* [Written instruction]
State the number of lines that hold the string "aineistot", with nothing added.
"""
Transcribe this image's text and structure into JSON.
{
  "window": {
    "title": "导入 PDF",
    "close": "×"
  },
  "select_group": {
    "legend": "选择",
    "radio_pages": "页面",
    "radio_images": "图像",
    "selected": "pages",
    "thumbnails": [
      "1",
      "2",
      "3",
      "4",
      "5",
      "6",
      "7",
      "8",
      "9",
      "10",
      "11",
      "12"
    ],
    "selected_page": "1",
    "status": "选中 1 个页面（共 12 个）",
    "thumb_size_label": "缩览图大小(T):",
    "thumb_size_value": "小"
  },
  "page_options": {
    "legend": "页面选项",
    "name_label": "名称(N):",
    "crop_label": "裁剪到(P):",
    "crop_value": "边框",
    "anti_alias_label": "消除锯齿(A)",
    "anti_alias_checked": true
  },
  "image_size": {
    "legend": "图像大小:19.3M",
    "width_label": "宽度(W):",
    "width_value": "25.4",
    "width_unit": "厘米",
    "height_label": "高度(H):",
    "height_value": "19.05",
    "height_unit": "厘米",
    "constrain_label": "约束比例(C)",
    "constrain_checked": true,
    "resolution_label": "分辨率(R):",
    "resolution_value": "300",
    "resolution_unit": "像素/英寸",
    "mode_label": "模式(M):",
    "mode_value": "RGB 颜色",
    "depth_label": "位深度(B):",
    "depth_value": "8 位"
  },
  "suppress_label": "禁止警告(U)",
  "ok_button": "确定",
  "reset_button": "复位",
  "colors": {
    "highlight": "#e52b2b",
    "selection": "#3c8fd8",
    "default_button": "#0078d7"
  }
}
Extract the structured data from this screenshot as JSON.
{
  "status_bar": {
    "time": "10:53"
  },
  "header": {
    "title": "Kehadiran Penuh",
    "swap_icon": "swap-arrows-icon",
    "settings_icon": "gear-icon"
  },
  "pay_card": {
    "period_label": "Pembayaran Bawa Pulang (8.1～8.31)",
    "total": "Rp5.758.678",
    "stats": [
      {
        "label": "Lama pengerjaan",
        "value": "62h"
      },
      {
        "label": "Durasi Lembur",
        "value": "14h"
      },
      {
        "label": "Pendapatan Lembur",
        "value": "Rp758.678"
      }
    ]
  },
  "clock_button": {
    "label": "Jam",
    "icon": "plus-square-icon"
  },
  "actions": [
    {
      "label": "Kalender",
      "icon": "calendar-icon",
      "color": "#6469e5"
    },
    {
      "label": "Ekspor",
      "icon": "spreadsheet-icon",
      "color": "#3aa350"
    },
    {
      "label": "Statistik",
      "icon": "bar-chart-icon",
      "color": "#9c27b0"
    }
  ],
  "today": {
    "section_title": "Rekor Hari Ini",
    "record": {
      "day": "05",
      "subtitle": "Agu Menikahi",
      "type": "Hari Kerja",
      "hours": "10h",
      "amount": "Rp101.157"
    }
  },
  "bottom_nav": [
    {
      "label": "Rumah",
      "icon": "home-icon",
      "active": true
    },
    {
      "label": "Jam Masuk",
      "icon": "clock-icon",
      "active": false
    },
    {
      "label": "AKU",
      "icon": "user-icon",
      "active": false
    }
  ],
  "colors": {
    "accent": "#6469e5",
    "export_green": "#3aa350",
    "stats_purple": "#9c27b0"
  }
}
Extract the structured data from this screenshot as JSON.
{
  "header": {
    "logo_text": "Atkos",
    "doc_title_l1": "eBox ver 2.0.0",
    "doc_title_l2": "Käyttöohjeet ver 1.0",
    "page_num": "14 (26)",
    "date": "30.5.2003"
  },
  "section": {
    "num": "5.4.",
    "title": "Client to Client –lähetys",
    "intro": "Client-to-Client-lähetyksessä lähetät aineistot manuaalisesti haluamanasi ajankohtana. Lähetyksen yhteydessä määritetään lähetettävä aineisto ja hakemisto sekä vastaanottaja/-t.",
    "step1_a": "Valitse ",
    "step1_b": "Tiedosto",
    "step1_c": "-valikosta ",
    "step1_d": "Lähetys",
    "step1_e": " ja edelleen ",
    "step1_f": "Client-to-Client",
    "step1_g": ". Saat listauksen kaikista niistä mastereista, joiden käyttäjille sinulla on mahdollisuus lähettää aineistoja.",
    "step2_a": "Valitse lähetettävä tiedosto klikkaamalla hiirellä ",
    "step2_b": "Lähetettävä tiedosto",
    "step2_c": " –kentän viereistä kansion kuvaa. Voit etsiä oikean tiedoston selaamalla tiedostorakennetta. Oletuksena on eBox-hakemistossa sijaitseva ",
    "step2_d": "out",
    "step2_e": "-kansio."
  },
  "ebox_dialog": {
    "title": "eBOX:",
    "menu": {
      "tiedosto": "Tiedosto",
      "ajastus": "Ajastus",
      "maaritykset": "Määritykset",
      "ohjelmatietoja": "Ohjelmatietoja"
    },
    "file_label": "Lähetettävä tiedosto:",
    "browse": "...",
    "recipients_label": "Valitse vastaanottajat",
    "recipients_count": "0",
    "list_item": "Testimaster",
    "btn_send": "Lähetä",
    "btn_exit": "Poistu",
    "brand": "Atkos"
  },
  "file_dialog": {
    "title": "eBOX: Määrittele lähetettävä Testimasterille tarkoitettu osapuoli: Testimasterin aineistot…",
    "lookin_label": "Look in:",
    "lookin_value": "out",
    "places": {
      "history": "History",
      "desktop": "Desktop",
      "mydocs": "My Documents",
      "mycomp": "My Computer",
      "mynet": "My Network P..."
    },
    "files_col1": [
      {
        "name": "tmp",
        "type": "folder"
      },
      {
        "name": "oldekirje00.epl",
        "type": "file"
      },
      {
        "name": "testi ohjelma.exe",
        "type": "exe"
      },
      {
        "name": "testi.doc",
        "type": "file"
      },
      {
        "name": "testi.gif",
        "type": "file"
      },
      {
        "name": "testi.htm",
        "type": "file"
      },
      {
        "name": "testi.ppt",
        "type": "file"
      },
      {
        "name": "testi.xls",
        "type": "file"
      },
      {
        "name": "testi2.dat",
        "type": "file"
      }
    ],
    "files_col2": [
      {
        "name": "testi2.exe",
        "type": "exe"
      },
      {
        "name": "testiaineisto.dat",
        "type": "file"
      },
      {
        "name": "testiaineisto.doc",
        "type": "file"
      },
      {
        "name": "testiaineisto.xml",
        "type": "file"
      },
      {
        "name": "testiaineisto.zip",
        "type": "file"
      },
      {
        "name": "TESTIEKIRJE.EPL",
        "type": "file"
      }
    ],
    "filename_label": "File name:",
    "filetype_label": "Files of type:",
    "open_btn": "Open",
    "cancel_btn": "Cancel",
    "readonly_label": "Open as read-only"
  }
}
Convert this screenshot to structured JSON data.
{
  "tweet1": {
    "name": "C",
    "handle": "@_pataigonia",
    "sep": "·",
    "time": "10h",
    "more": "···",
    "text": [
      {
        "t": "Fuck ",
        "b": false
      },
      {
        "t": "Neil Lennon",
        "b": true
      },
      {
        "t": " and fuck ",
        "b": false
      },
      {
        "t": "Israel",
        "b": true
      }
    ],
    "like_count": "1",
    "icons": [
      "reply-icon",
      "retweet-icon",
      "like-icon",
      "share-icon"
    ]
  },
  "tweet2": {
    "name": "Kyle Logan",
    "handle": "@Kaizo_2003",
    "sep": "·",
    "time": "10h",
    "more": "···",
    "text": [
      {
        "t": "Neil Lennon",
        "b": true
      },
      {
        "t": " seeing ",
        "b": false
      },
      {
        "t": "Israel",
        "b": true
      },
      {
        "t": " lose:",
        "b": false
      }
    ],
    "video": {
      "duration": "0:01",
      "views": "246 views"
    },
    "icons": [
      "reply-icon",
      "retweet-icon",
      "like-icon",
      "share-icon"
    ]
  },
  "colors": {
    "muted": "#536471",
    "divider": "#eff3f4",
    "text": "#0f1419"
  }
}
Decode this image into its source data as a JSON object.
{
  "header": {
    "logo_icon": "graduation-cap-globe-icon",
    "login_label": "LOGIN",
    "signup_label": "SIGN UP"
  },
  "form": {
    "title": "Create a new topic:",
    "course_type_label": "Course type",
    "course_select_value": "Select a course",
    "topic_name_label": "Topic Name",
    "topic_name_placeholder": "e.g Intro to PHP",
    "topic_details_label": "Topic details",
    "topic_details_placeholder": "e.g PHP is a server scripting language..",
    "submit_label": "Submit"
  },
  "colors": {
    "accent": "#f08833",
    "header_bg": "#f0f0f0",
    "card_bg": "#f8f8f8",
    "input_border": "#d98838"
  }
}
"""
* [Answer to this exercise]
2